**RECORD SET:**
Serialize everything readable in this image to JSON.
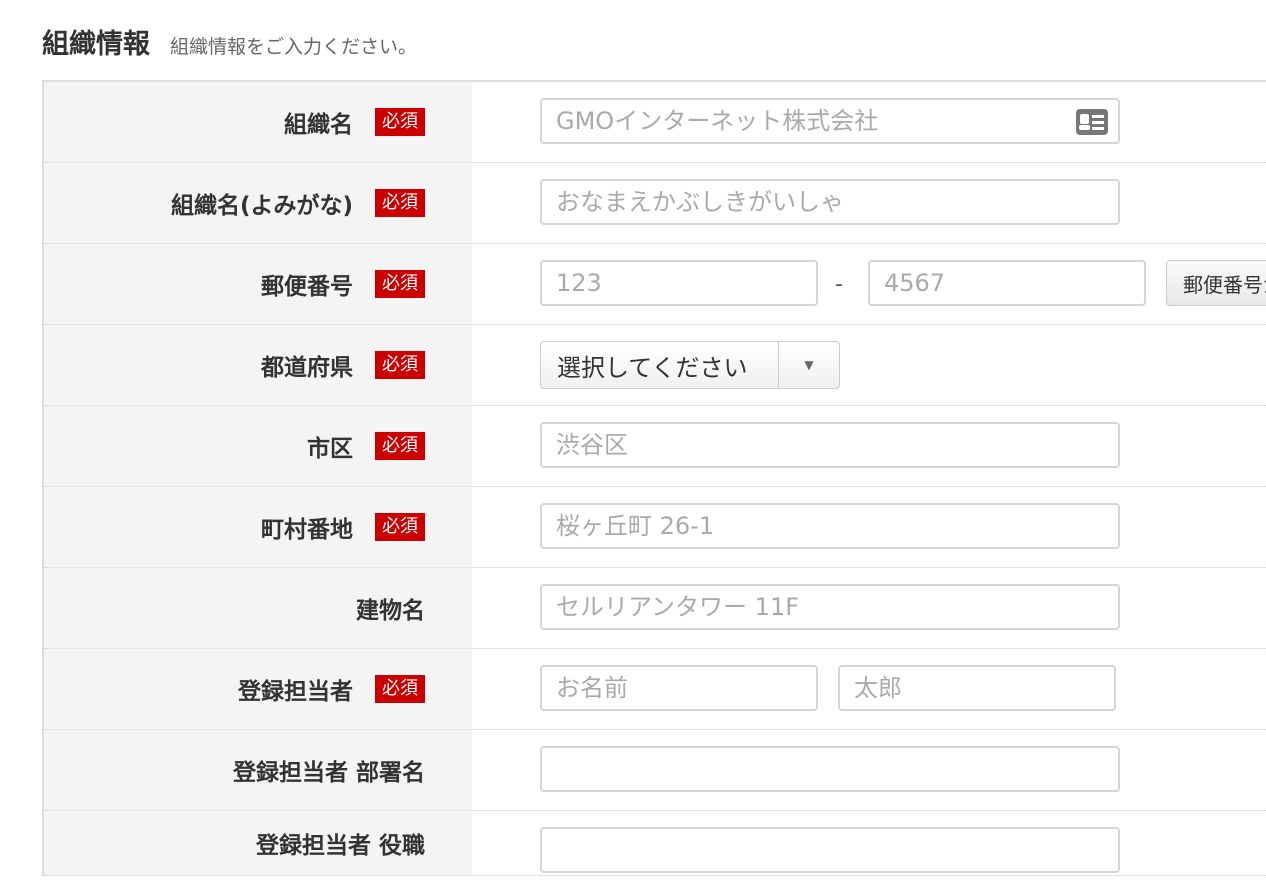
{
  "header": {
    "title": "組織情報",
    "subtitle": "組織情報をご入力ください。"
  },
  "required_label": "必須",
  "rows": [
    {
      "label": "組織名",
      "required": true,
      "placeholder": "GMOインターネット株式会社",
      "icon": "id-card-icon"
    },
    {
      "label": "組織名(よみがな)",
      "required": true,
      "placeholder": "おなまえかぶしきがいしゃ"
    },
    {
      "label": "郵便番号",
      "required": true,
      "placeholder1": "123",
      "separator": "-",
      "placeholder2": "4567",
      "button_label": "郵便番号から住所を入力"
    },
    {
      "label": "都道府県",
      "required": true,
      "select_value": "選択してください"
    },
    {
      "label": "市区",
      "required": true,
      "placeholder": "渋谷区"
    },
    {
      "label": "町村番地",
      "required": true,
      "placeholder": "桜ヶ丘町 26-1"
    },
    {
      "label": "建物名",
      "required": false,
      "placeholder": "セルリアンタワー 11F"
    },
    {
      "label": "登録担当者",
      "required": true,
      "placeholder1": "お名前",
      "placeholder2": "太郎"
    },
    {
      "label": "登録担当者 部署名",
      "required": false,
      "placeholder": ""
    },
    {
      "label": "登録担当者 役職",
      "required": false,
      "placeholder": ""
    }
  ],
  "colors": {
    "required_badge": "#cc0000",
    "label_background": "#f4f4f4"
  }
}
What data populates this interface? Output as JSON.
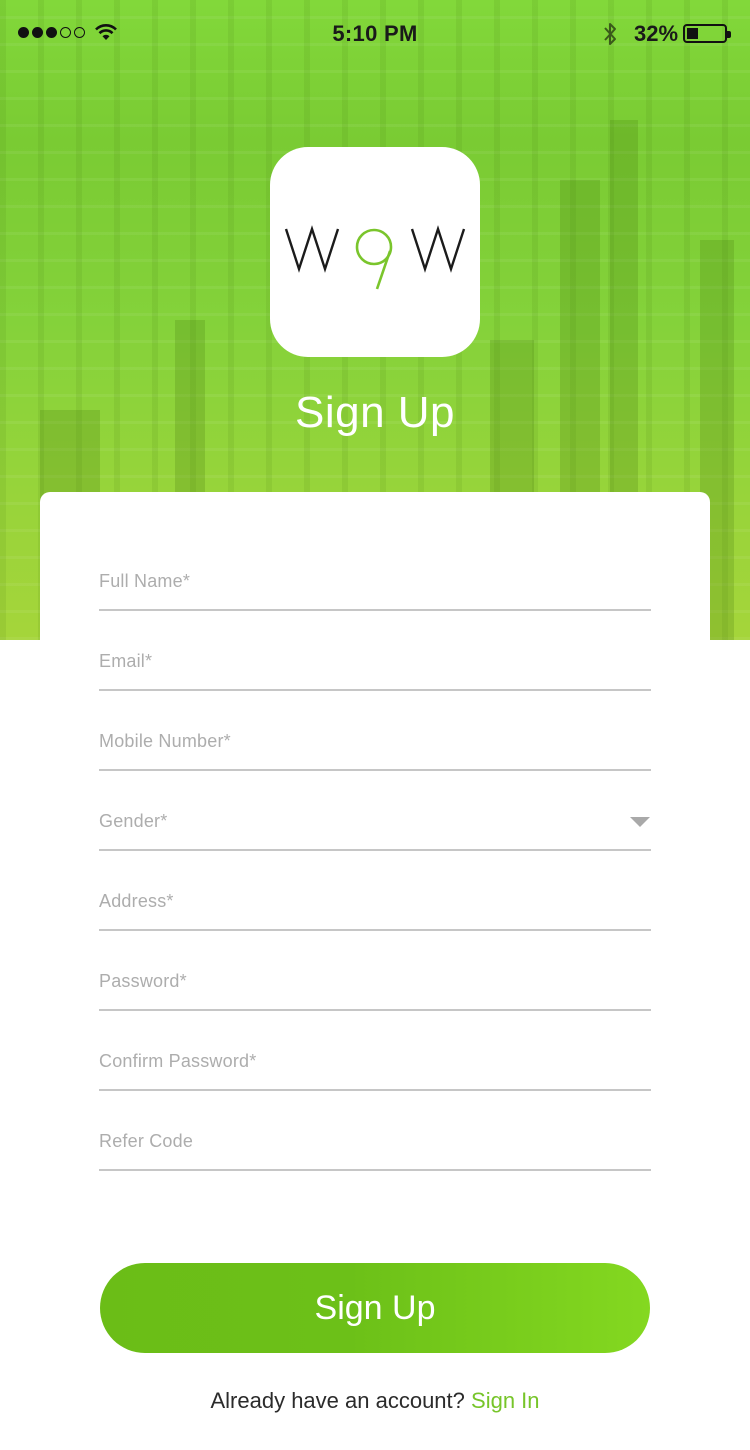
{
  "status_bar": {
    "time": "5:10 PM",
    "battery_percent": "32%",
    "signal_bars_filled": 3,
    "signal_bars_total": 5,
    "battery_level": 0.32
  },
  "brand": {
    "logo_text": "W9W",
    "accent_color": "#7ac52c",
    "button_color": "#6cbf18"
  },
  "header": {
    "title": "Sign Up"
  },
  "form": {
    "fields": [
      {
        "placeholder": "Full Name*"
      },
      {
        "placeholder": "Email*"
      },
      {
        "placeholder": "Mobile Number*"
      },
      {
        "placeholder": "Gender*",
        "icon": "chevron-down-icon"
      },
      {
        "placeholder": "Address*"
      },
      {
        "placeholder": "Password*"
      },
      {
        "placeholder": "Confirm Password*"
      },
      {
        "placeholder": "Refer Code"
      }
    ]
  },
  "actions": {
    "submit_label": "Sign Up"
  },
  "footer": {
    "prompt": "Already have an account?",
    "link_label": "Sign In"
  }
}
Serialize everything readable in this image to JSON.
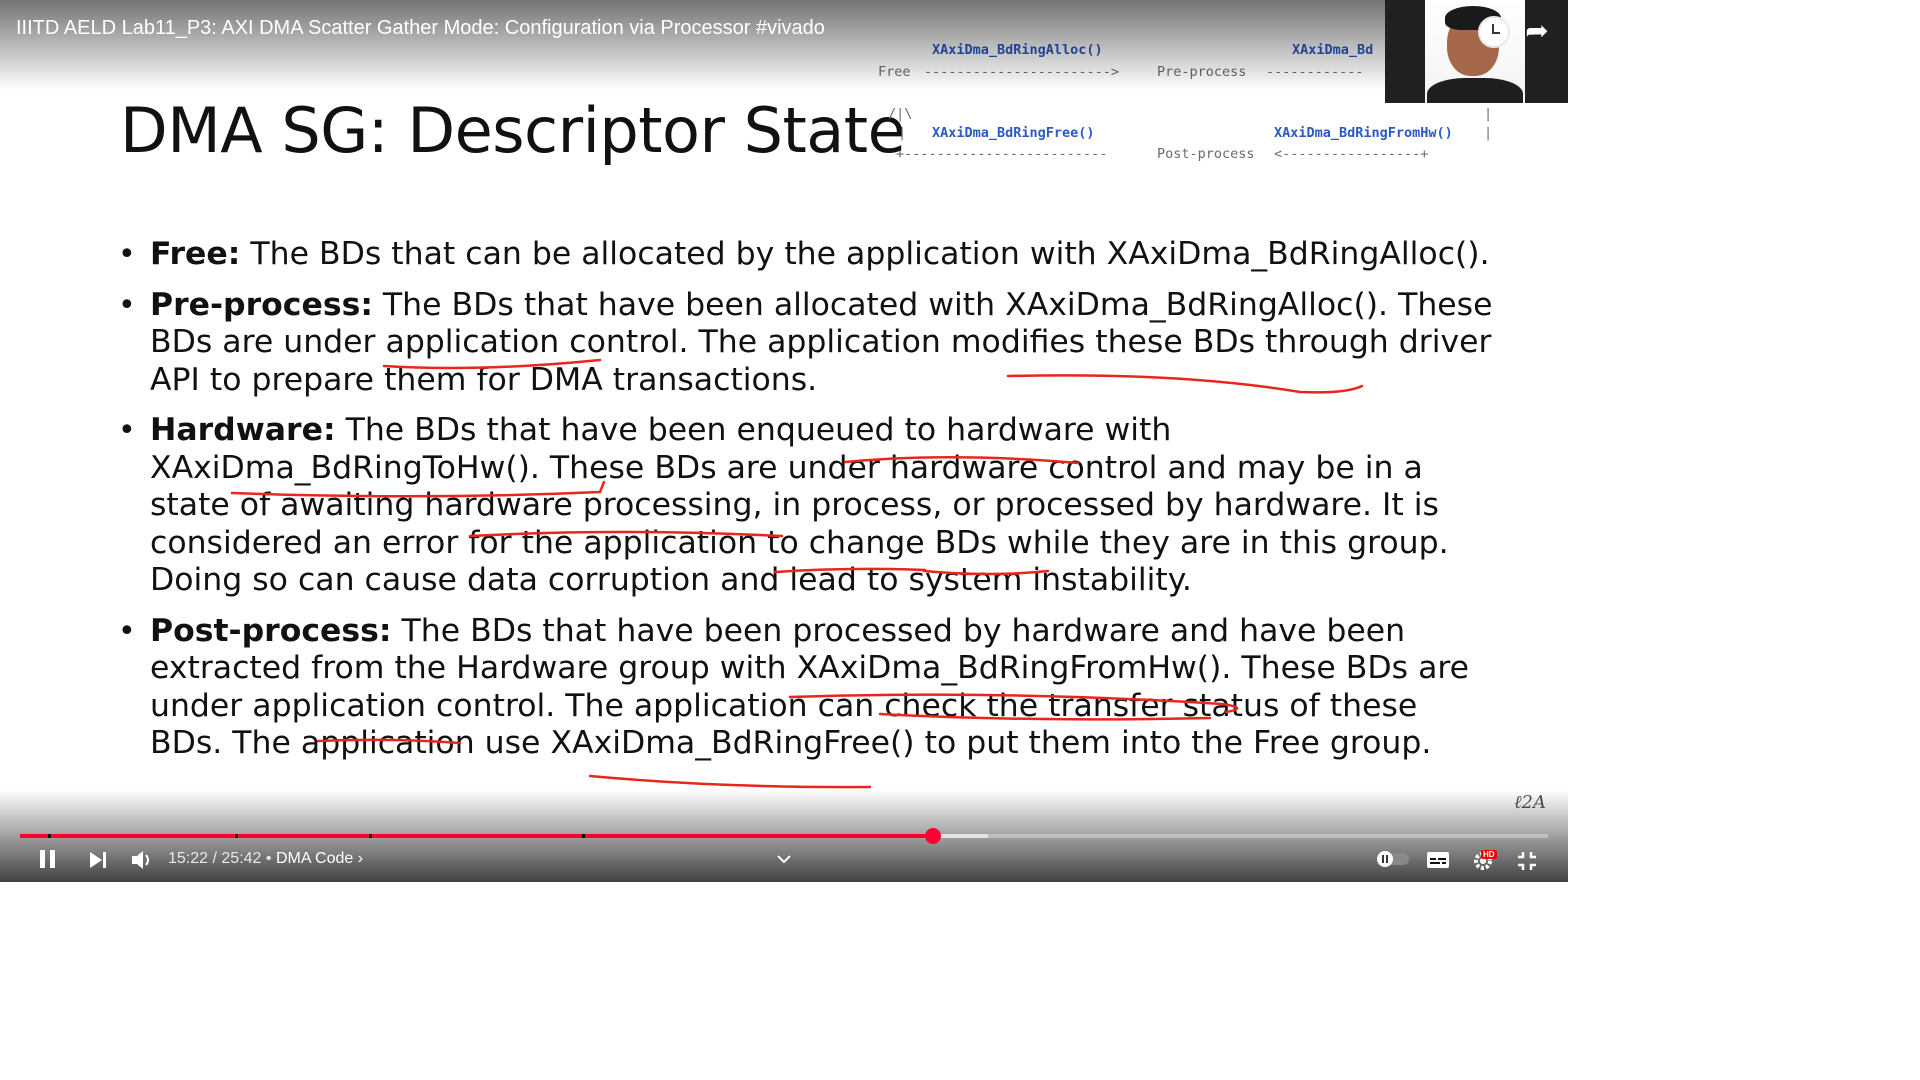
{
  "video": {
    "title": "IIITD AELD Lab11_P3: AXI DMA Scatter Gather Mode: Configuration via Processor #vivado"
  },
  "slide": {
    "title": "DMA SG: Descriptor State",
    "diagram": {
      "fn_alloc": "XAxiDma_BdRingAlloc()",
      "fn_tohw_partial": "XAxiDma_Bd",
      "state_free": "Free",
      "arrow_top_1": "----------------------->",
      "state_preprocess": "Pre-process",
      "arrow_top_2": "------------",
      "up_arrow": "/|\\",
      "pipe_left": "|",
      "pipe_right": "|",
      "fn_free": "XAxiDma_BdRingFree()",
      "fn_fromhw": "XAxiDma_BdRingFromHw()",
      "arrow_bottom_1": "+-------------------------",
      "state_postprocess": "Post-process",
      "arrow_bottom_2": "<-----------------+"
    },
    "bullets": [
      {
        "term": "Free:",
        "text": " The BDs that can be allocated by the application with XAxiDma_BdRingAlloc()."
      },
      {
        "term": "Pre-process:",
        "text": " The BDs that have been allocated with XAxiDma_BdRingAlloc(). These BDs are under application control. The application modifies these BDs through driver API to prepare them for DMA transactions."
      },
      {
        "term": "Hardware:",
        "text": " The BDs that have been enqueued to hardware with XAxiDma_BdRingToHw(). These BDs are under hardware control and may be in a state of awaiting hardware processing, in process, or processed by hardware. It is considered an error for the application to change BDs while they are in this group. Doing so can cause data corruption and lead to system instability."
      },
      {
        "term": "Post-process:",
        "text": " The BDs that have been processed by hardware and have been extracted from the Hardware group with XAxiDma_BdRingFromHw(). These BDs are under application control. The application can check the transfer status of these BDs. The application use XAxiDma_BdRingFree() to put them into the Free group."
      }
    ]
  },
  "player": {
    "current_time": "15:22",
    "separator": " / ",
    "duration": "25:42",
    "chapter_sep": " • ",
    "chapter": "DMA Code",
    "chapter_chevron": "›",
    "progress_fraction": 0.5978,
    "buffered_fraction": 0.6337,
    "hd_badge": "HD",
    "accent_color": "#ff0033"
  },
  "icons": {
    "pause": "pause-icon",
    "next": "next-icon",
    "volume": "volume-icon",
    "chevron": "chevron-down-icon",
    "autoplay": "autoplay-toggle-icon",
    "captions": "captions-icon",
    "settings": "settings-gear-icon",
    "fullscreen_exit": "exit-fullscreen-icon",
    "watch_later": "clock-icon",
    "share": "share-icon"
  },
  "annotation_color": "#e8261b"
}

**BRIEF:**
Each entry must be retyped word for word, with every image omitted.

**ANSWER TO THIS EXERCISE:**
Serialize everything readable in this image to JSON.
{
  "header": {
    "title": "組織情報",
    "subtitle": "組織情報をご入力ください。"
  },
  "required_label": "必須",
  "rows": [
    {
      "label": "組織名",
      "required": true,
      "placeholder": "GMOインターネット株式会社",
      "icon": "id-card-icon"
    },
    {
      "label": "組織名(よみがな)",
      "required": true,
      "placeholder": "おなまえかぶしきがいしゃ"
    },
    {
      "label": "郵便番号",
      "required": true,
      "placeholder1": "123",
      "separator": "-",
      "placeholder2": "4567",
      "button_label": "郵便番号から住所を入力"
    },
    {
      "label": "都道府県",
      "required": true,
      "select_value": "選択してください"
    },
    {
      "label": "市区",
      "required": true,
      "placeholder": "渋谷区"
    },
    {
      "label": "町村番地",
      "required": true,
      "placeholder": "桜ヶ丘町 26-1"
    },
    {
      "label": "建物名",
      "required": false,
      "placeholder": "セルリアンタワー 11F"
    },
    {
      "label": "登録担当者",
      "required": true,
      "placeholder1": "お名前",
      "placeholder2": "太郎"
    },
    {
      "label": "登録担当者 部署名",
      "required": false,
      "placeholder": ""
    },
    {
      "label": "登録担当者 役職",
      "required": false,
      "placeholder": ""
    }
  ],
  "colors": {
    "required_badge": "#cc0000",
    "label_background": "#f4f4f4"
  }
}
What data populates this interface? Output as JSON.
{
  "status_bar": {
    "time": "5:10 PM",
    "battery_percent": "32%",
    "signal_bars_filled": 3,
    "signal_bars_total": 5,
    "battery_level": 0.32
  },
  "brand": {
    "logo_text": "W9W",
    "accent_color": "#7ac52c",
    "button_color": "#6cbf18"
  },
  "header": {
    "title": "Sign Up"
  },
  "form": {
    "fields": [
      {
        "placeholder": "Full Name*"
      },
      {
        "placeholder": "Email*"
      },
      {
        "placeholder": "Mobile Number*"
      },
      {
        "placeholder": "Gender*",
        "icon": "chevron-down-icon"
      },
      {
        "placeholder": "Address*"
      },
      {
        "placeholder": "Password*"
      },
      {
        "placeholder": "Confirm Password*"
      },
      {
        "placeholder": "Refer Code"
      }
    ]
  },
  "actions": {
    "submit_label": "Sign Up"
  },
  "footer": {
    "prompt": "Already have an account?",
    "link_label": "Sign In"
  }
}
Serialize everything readable in this image to JSON.
{
  "video": {
    "title": "IIITD AELD Lab11_P3: AXI DMA Scatter Gather Mode: Configuration via Processor #vivado"
  },
  "slide": {
    "title": "DMA SG: Descriptor State",
    "diagram": {
      "fn_alloc": "XAxiDma_BdRingAlloc()",
      "fn_tohw_partial": "XAxiDma_Bd",
      "state_free": "Free",
      "arrow_top_1": "----------------------->",
      "state_preprocess": "Pre-process",
      "arrow_top_2": "------------",
      "up_arrow": "/|\\",
      "pipe_left": "|",
      "pipe_right": "|",
      "fn_free": "XAxiDma_BdRingFree()",
      "fn_fromhw": "XAxiDma_BdRingFromHw()",
      "arrow_bottom_1": "+-------------------------",
      "state_postprocess": "Post-process",
      "arrow_bottom_2": "<-----------------+"
    },
    "bullets": [
      {
        "term": "Free:",
        "text": " The BDs that can be allocated by the application with XAxiDma_BdRingAlloc()."
      },
      {
        "term": "Pre-process:",
        "text": " The BDs that have been allocated with XAxiDma_BdRingAlloc(). These BDs are under application control. The application modifies these BDs through driver API to prepare them for DMA transactions."
      },
      {
        "term": "Hardware:",
        "text": " The BDs that have been enqueued to hardware with XAxiDma_BdRingToHw(). These BDs are under hardware control and may be in a state of awaiting hardware processing, in process, or processed by hardware. It is considered an error for the application to change BDs while they are in this group. Doing so can cause data corruption and lead to system instability."
      },
      {
        "term": "Post-process:",
        "text": " The BDs that have been processed by hardware and have been extracted from the Hardware group with XAxiDma_BdRingFromHw(). These BDs are under application control. The application can check the transfer status of these BDs. The application use XAxiDma_BdRingFree() to put them into the Free group."
      }
    ]
  },
  "player": {
    "current_time": "15:22",
    "separator": " / ",
    "duration": "25:42",
    "chapter_sep": " • ",
    "chapter": "DMA Code",
    "chapter_chevron": "›",
    "progress_fraction": 0.5978,
    "buffered_fraction": 0.6337,
    "hd_badge": "HD",
    "accent_color": "#ff0033"
  },
  "icons": {
    "pause": "pause-icon",
    "next": "next-icon",
    "volume": "volume-icon",
    "chevron": "chevron-down-icon",
    "autoplay": "autoplay-toggle-icon",
    "captions": "captions-icon",
    "settings": "settings-gear-icon",
    "fullscreen_exit": "exit-fullscreen-icon",
    "watch_later": "clock-icon",
    "share": "share-icon"
  },
  "annotation_color": "#e8261b"
}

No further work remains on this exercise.